EXTRAIT DE PAGE -
▶
Quelques hommes, quelques élus parmi les ignorans et les simples, — les plus dédaignés, — ont été seuls initiés à la vérité messianique. Ils ont appris, à l’école de Jésus, ce que les sages de la nation n’avaient pu voir. Leur loi a confessé, à la lumière de l’Esprit, la filiation divine et le mystère effrayant des douleurs du Fils de l’homme. Ils ont reconnu en lui le Lion invincible de Juda et l’Agneau de Dieu qui se laisse égorger. C’est à eux, à ces pauvres gens sans culture que nous devons de connaître « Celui qui, tout en étant dans la forme de Dieu, s’est anéanti lui-même dans la forme d’une créature, obéissant à son Père jusqu’à la mort et jusqu’à la croix, » — Ce supplice des esclaves.

En répudiant Jésus, en s’obstinant à le méconnaître, les Juifs ont perdu le sens vrai de leur Livre. Ils le gardent pourtant et ils le lisent, mais ils ne le comprennent plus. C’est pour eux un livre fermé et voilé. L’idée, le héros, l’œuvre messianique en forment le lien, l’unité, la vie : or, ces choses leur échappent : elles n’ont de sens que dans la doctrine, la personne et l’œuvre de Jésus.
◀
JEU D'ENREGISTREMENTS -
▶
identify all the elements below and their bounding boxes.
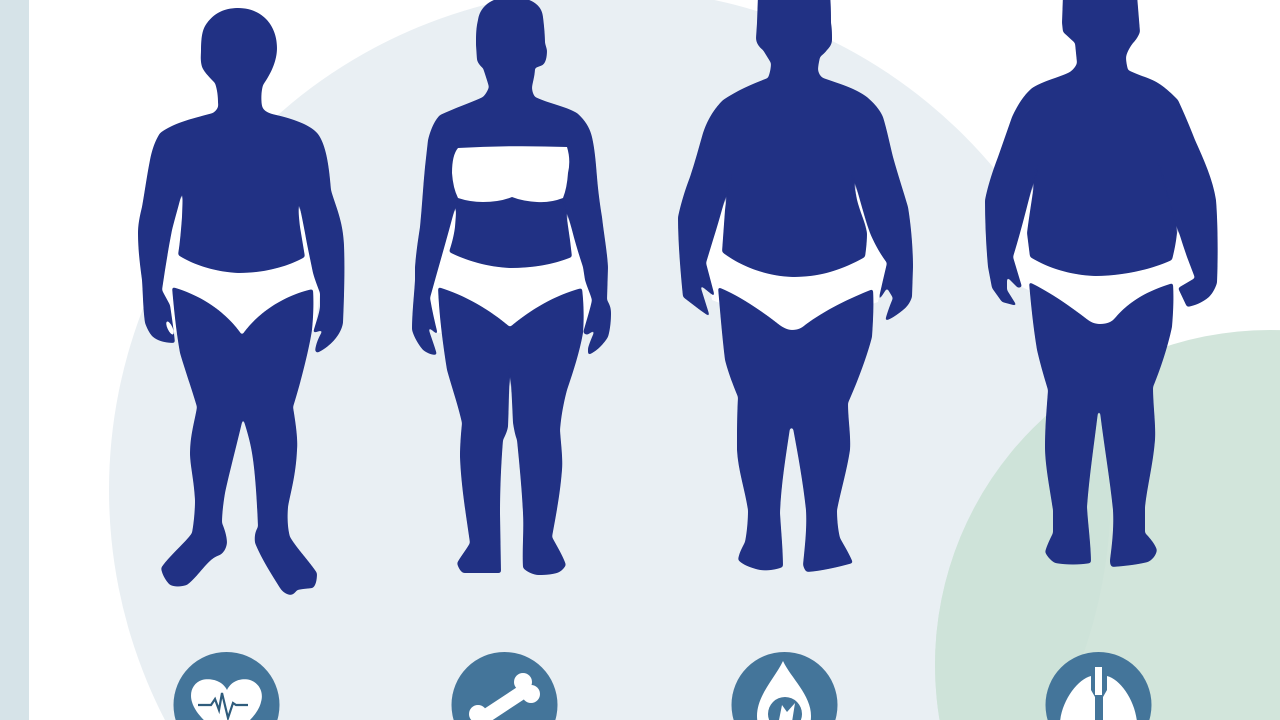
◀
▶
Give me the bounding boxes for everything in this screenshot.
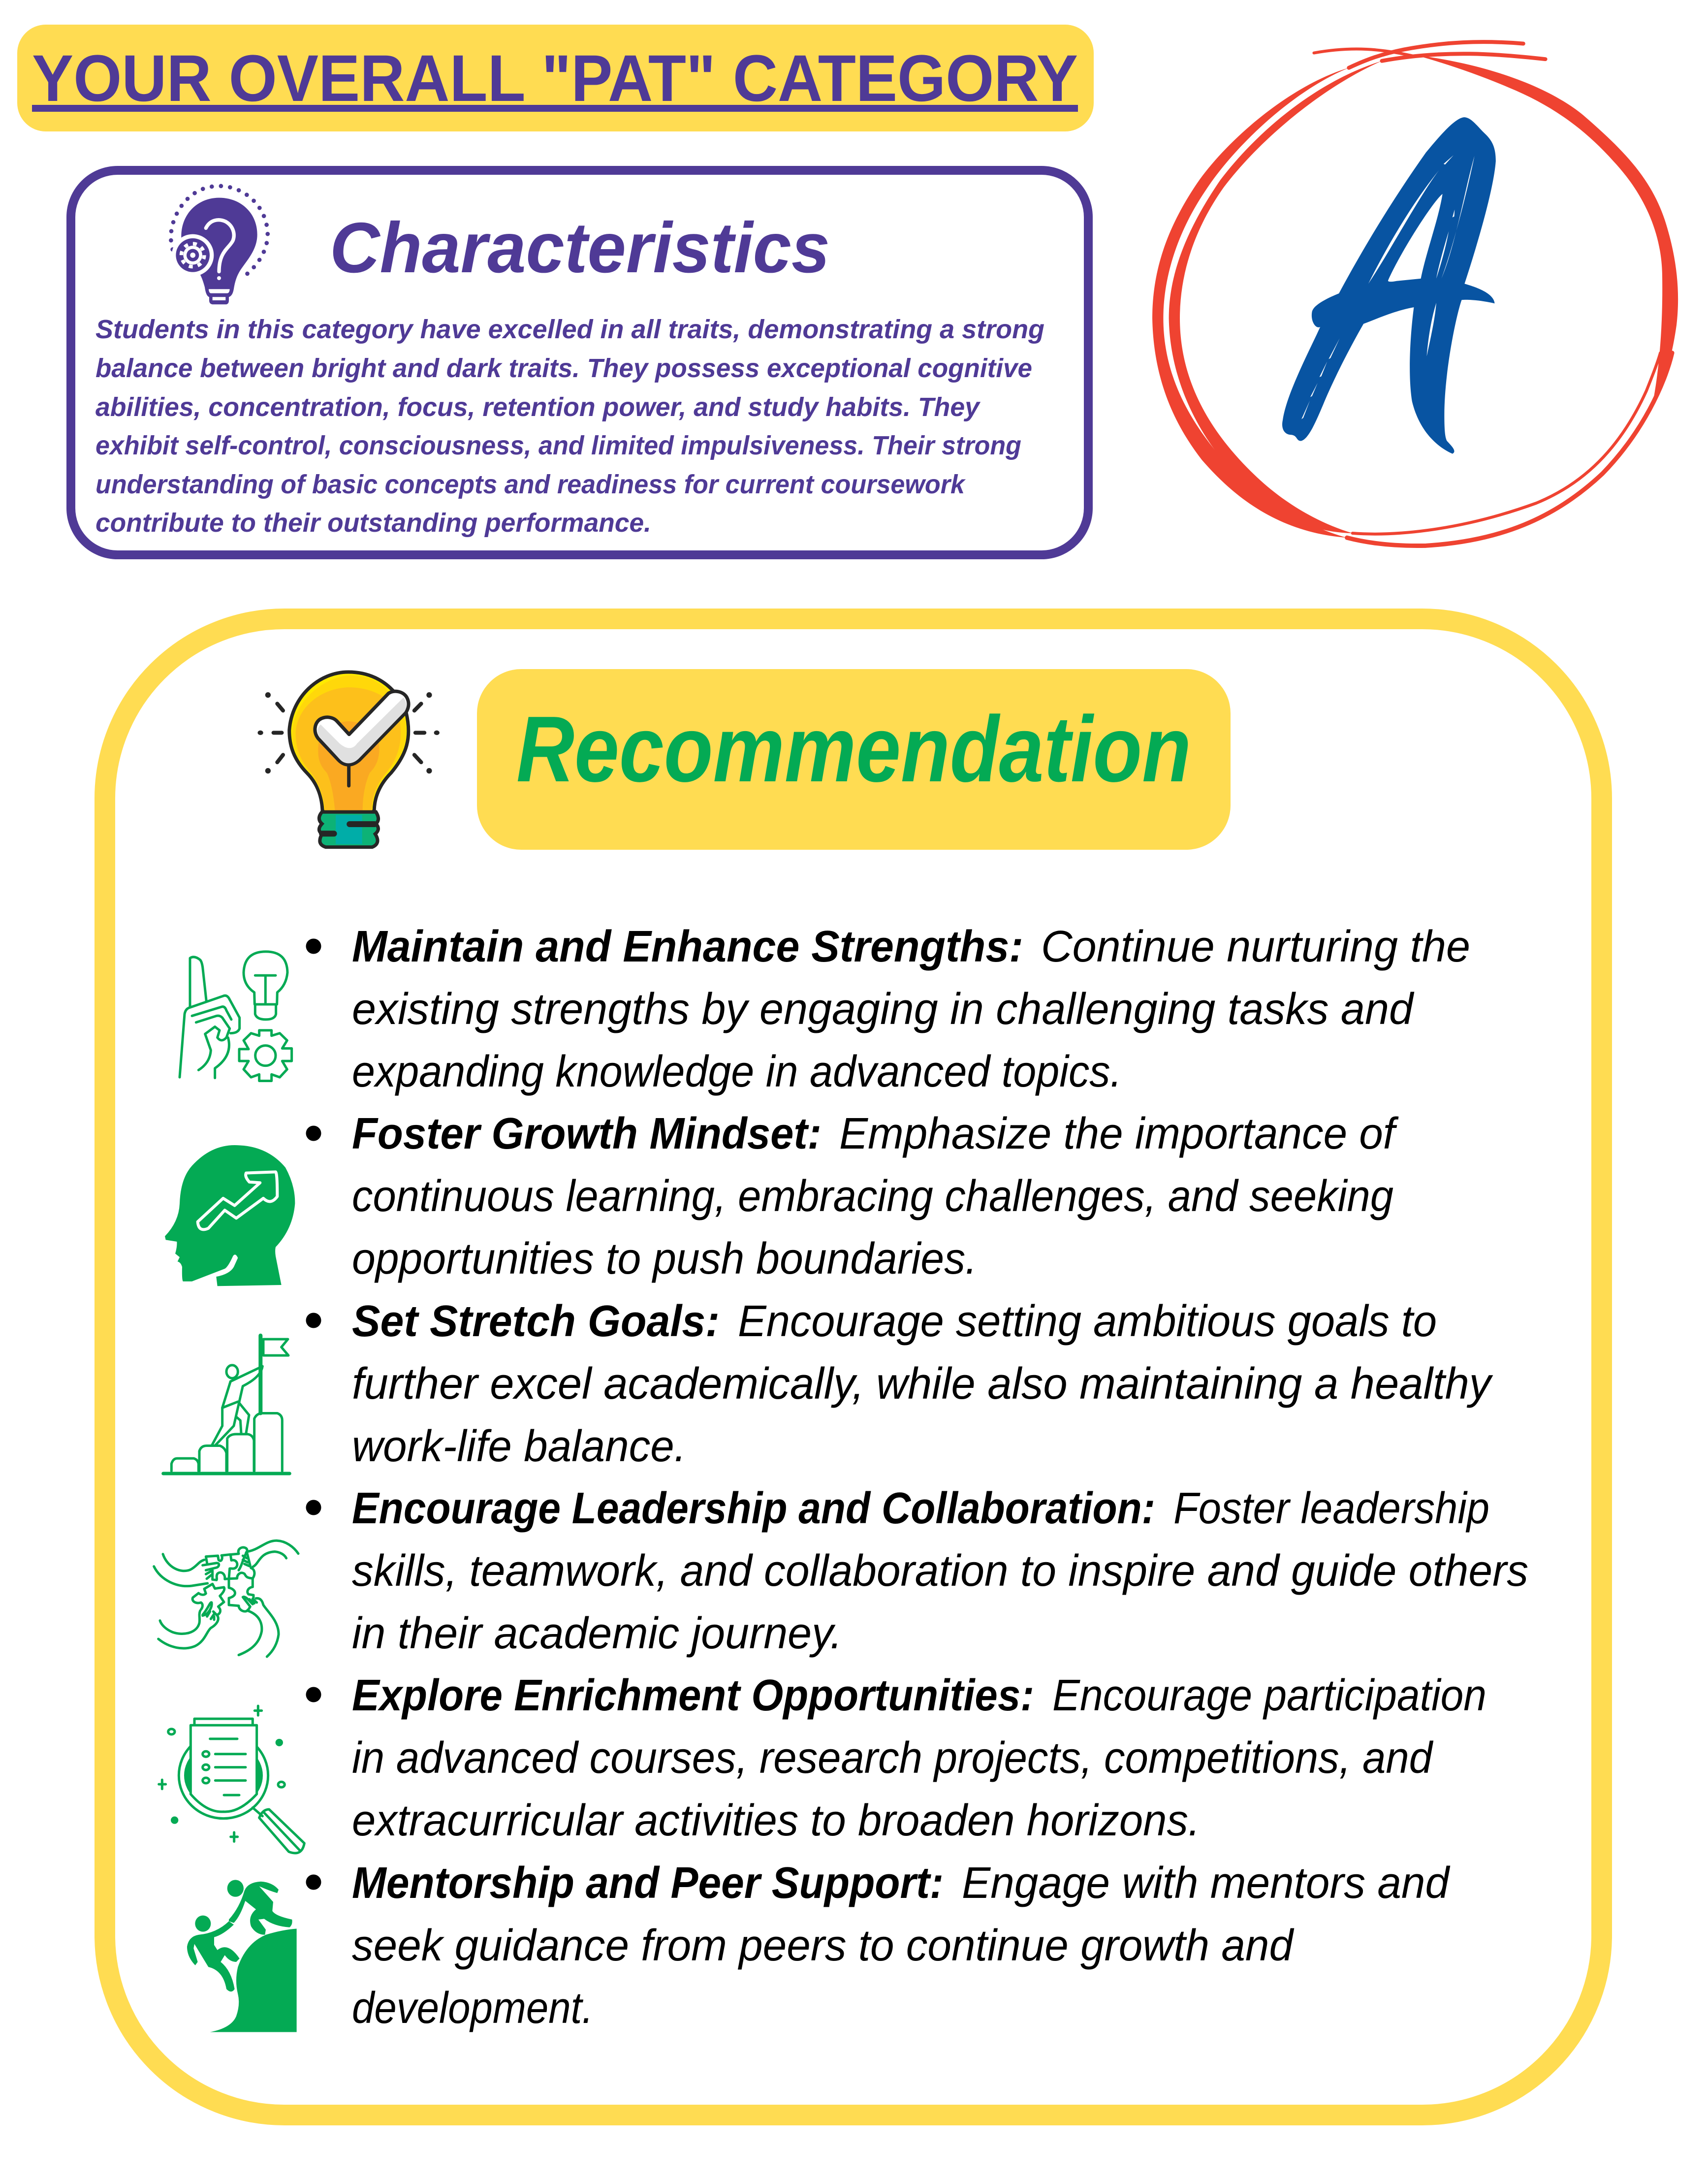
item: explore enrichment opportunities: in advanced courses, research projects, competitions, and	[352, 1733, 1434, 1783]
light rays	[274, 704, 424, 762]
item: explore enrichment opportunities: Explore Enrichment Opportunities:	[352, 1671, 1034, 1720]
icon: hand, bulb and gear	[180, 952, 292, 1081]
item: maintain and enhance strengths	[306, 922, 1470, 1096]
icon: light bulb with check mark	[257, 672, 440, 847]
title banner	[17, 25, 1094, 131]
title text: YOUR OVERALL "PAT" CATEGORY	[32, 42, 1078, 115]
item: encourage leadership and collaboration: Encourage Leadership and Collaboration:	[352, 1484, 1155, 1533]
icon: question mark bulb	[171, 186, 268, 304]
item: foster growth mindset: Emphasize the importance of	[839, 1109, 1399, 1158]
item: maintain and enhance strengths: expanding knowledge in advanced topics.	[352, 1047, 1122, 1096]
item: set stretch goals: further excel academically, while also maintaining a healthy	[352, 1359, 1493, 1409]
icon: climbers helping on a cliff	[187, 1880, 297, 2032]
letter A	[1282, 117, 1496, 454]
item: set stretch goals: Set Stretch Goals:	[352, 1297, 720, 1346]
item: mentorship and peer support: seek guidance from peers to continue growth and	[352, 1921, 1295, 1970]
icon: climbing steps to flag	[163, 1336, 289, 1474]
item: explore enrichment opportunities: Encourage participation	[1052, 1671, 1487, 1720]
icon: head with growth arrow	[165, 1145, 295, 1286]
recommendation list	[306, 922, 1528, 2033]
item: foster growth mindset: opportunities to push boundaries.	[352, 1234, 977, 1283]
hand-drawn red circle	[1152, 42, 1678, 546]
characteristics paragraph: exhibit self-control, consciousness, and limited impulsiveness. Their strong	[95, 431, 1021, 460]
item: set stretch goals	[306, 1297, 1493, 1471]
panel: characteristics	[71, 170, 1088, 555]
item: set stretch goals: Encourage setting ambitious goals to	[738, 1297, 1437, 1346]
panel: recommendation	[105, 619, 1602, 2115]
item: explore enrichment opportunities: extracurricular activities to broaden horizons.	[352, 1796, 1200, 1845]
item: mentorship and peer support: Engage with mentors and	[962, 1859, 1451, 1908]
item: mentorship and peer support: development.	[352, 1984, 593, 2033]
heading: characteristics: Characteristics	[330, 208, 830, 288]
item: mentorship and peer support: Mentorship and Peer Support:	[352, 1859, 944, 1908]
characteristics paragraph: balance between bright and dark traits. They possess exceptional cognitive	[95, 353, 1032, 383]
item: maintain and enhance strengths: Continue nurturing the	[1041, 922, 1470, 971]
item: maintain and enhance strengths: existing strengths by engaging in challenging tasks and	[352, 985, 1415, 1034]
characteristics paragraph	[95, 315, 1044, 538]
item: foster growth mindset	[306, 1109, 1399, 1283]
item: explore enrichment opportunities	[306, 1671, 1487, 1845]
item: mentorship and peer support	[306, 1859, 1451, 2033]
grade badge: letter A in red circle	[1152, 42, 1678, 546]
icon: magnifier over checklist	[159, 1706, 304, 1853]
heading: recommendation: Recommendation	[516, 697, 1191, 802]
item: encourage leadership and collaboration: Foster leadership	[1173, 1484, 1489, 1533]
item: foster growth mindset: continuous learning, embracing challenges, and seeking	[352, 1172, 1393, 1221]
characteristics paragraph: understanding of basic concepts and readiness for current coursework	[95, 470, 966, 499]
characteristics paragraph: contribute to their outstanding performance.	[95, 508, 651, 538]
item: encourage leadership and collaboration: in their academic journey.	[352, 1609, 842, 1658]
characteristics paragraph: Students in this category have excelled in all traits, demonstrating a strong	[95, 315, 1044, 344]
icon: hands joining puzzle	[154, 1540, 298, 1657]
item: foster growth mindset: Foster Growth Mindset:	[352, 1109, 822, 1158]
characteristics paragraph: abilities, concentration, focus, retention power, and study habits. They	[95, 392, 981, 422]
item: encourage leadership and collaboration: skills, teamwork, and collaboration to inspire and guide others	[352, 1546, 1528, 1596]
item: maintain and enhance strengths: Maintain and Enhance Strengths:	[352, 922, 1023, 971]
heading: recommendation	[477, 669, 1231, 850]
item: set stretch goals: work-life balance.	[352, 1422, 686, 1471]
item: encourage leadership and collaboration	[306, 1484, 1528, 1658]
◀
ÉNONCÉ -
Selon l'extrait de page, comment le Livre est-il qualifié pour les Juifs qui ne le comprennent plus ?

RÉSULTAT -
C'est pour eux un livre fermé et voilé.